-- WHAT NEEDS TO BE DONE --
Every line containing the word "document" needs to be found and copied.

-- Collected data entries --
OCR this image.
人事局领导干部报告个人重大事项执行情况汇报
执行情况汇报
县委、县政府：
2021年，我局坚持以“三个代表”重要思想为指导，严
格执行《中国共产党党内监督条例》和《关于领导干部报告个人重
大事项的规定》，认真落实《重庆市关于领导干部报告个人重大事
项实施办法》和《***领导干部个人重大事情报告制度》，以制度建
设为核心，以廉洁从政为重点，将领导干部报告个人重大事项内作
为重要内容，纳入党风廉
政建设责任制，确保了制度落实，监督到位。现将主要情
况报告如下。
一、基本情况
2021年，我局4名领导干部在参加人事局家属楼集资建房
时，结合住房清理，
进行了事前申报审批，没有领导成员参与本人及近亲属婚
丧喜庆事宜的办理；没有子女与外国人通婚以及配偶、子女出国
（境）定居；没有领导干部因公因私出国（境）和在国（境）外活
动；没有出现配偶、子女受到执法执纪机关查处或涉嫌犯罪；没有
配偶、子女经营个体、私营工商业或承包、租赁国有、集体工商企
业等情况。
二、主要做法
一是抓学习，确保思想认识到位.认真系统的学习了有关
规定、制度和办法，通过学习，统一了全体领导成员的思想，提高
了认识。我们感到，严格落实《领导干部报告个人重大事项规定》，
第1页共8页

...

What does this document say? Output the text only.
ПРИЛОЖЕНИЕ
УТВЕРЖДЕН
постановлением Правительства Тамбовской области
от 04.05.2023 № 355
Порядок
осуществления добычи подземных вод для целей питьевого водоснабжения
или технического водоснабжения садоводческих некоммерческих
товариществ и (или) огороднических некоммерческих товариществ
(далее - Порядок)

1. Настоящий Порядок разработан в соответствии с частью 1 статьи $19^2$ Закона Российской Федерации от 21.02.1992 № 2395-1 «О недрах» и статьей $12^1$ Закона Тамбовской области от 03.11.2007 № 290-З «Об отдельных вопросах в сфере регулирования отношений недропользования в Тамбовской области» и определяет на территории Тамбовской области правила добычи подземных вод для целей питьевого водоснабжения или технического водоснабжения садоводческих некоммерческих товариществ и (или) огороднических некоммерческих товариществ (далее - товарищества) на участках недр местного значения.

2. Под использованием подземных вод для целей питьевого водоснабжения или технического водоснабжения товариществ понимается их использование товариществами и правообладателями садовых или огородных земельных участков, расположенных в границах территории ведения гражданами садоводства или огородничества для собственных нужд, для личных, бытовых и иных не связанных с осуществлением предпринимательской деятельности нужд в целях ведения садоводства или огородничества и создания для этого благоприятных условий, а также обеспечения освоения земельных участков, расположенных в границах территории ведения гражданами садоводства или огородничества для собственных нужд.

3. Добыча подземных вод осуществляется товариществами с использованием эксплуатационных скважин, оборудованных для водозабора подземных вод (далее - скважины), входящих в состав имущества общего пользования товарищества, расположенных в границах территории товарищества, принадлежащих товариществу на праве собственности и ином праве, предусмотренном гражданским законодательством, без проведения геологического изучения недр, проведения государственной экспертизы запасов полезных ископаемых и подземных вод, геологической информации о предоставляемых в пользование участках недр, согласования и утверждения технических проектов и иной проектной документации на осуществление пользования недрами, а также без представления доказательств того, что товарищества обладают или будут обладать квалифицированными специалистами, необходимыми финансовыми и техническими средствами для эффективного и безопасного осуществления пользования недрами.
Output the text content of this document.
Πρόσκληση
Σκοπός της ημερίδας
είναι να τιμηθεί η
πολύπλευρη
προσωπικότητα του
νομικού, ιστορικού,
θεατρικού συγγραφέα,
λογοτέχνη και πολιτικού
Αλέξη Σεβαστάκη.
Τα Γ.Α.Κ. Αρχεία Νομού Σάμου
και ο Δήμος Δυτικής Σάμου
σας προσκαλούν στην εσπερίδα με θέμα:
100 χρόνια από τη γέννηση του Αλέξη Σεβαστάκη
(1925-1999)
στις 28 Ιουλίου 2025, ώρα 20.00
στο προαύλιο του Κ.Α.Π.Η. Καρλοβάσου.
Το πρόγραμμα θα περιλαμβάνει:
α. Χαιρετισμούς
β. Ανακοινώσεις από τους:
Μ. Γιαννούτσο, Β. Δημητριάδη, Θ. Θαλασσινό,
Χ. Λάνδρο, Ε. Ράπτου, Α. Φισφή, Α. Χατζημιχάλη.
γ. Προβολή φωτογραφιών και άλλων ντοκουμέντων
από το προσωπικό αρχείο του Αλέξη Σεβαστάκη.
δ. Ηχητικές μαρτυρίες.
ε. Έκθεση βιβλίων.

-- RESPONSE --
What does this document say? Output the text only.
Output the text content of this document.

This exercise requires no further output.